* What to produce
Copy every line of the entries that includes the word "wetenschappelijke".

----------------------------------------

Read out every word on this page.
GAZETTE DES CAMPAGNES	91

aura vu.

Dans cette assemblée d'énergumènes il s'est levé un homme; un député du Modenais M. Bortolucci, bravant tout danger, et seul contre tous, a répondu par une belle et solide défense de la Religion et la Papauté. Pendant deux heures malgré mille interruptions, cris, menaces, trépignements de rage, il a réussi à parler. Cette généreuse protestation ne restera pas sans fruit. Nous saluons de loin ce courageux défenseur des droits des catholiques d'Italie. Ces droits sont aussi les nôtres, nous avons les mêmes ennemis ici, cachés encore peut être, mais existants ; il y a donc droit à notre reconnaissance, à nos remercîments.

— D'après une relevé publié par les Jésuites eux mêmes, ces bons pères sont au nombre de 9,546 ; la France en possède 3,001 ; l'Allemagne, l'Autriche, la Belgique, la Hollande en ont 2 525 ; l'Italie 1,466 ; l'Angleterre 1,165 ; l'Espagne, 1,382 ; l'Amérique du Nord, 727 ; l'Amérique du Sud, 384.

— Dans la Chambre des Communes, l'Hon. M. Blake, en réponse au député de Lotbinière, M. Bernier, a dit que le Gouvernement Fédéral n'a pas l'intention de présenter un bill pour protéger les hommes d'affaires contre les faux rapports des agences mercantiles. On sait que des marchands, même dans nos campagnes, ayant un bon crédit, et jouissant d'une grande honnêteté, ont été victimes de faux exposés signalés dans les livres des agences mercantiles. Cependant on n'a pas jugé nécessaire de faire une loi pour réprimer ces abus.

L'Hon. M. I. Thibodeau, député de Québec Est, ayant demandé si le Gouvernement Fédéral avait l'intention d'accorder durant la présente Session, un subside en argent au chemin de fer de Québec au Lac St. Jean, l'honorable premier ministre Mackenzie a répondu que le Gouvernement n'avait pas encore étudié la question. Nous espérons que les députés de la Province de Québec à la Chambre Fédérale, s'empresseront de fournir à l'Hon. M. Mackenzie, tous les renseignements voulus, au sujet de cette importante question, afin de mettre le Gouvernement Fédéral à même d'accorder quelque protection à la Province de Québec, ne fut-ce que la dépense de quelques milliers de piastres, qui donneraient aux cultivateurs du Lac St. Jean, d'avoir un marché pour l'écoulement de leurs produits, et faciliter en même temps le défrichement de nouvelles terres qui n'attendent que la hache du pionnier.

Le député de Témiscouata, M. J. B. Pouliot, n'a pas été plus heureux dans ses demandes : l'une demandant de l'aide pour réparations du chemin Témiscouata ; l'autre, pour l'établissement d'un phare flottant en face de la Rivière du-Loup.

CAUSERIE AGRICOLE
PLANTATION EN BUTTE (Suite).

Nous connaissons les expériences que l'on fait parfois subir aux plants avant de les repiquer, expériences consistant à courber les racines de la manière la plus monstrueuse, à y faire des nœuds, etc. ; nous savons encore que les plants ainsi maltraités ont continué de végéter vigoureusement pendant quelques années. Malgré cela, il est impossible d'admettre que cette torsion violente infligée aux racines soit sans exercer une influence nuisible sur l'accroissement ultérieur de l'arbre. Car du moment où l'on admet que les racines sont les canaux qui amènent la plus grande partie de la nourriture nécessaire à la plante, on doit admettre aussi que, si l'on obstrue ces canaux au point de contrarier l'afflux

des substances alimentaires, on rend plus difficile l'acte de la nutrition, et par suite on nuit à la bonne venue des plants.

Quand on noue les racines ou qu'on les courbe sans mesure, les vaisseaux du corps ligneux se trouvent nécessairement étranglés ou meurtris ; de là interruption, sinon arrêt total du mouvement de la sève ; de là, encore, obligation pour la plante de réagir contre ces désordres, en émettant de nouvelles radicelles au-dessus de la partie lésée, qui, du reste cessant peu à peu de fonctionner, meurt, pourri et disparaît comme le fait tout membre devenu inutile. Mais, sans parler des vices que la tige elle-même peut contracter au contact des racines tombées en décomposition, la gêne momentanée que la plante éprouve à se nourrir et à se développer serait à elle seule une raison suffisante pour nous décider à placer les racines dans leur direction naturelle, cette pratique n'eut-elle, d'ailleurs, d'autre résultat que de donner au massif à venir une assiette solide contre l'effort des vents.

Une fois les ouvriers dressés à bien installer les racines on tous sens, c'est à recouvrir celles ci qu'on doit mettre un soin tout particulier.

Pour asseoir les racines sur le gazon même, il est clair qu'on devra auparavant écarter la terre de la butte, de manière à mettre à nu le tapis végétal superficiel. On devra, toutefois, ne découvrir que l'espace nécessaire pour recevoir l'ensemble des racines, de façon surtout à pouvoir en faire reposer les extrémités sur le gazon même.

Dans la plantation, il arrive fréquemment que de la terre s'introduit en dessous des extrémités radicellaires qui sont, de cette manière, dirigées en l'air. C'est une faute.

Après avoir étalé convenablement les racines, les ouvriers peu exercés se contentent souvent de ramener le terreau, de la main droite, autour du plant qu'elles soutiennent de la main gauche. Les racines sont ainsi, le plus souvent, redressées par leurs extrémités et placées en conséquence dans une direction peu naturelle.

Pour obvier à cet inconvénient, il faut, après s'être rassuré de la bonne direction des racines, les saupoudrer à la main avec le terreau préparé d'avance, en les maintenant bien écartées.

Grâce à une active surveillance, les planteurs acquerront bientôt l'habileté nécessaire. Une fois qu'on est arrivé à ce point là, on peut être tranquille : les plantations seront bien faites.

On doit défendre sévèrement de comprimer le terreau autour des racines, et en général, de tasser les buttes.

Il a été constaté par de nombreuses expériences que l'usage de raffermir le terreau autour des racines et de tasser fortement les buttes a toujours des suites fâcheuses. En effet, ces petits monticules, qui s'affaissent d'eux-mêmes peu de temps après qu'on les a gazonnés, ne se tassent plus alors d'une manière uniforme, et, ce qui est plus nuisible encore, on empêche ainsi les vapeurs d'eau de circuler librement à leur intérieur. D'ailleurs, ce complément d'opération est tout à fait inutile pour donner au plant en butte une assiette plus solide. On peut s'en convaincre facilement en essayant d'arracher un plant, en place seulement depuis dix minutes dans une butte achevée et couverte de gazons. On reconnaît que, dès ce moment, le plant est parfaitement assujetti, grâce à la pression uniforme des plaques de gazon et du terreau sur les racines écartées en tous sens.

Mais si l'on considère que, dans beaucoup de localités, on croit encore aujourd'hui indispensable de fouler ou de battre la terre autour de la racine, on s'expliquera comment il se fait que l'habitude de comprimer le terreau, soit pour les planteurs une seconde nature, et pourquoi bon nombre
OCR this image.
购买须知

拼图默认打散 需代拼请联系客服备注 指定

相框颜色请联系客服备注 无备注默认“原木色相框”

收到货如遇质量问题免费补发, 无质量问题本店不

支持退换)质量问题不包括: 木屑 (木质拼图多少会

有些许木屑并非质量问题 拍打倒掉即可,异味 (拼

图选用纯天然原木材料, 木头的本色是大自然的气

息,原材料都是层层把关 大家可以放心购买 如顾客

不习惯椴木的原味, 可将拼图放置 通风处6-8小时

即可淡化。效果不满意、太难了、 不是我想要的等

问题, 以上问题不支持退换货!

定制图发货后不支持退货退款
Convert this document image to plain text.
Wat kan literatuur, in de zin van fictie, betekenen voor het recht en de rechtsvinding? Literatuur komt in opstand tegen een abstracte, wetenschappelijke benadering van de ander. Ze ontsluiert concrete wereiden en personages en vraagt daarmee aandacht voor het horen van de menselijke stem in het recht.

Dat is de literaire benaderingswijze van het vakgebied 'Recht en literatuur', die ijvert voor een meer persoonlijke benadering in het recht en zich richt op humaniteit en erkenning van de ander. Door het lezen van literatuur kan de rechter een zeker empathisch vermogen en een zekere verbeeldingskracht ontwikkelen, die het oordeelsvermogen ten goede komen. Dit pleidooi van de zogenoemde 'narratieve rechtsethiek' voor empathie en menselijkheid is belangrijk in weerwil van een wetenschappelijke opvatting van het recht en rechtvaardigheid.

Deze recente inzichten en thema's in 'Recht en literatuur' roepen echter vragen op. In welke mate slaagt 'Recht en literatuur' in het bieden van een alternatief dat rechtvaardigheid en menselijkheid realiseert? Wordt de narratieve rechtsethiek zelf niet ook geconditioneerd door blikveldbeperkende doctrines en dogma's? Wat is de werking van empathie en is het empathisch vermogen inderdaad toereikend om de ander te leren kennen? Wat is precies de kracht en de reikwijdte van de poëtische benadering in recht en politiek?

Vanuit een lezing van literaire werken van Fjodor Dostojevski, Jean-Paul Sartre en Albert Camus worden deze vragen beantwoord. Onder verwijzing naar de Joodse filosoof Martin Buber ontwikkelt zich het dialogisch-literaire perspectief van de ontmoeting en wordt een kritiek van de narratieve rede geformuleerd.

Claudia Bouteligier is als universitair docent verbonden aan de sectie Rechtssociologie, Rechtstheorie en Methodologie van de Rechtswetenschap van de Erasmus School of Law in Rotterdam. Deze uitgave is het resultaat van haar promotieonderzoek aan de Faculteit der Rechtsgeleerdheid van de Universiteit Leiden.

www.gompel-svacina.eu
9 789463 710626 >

----------------------------------------

* Answer to the exercise
Wat kan literatuur, in de zin van fictie, betekenen voor het recht en de rechtsvinding? Literatuur komt in opstand tegen een abstracte, wetenschappelijke benadering van de ander. Ze ontsluiert concrete wereiden en personages en vraagt daarmee aandacht voor het horen van de menselijke stem in het recht.
Dat is de literaire benaderingswijze van het vakgebied 'Recht en literatuur', die ijvert voor een meer persoonlijke benadering in het recht en zich richt op humaniteit en erkenning van de ander. Door het lezen van literatuur kan de rechter een zeker empathisch vermogen en een zekere verbeeldingskracht ontwikkelen, die het oordeelsvermogen ten goede komen. Dit pleidooi van de zogenoemde 'narratieve rechtsethiek' voor empathie en menselijkheid is belangrijk in weerwil van een wetenschappelijke opvatting van het recht en rechtvaardigheid.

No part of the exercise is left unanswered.